→ SUPPLIED TEXT
In my view, the authors have two options to improve this issue: 1.) either you focus your analysis only on fresh water, i.e. only on river discharge and river water level predictions and remove from the analysis all sea level predictions or 2.) the authors clearly separate the results and their analysis for sea level predictions from river discharge/water levels predictions expanding the manuscript with the relevant sections and presenting separate conclusions/discussions for sea level and river flow/level predictions.
Other comments:
- Introduction: Whereas the introduction mentions various examples for streamflow predictions no example is mentioned for sea level/coastal predictions that would support the integration of sea water levels into this analysis
- Materials and Methods: Please add a section that describes the number of observation stations, its locations, its observation record, the variables used (river discharge, river water level, sea level) that have been used in the manuscript for training the ML models and that have been used for the analysis. Figs 3 and 4, and Figs. A2 and A3 show different station locations and it is totally unclear which observations have been used in this manuscript.

→ RECORDED INFORMATION
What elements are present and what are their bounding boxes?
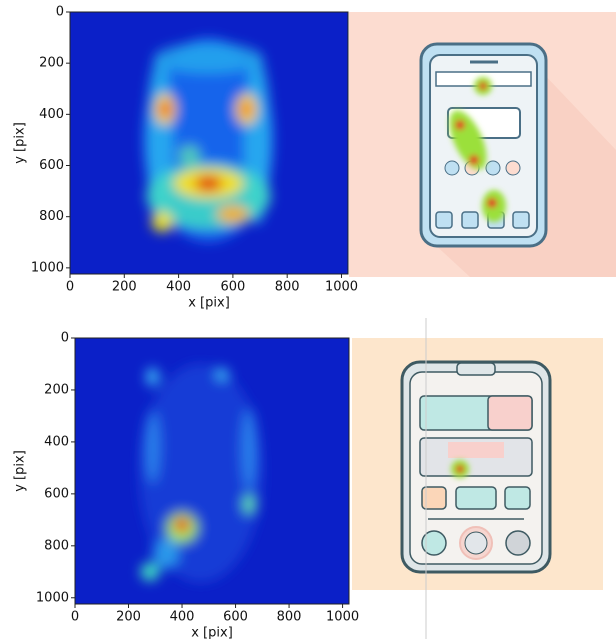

→ EXERCISE GOAL
Reproduce the stretch of the review excerpt from "In my view, the" through "river flow/level predictions.", substituting "streamflow" for every occurrence of "river discharge".

→ RESPONSE
In my view, the authors have two options to improve this issue: 1.) either you focus your analysis only on fresh water, i.e. only on streamflow and river water level predictions and remove from the analysis all sea level predictions or 2.) the authors clearly separate the results and their analysis for sea level predictions from streamflow/water levels predictions expanding the manuscript with the relevant sections and presenting separate conclusions/discussions for sea level and river flow/level predictions.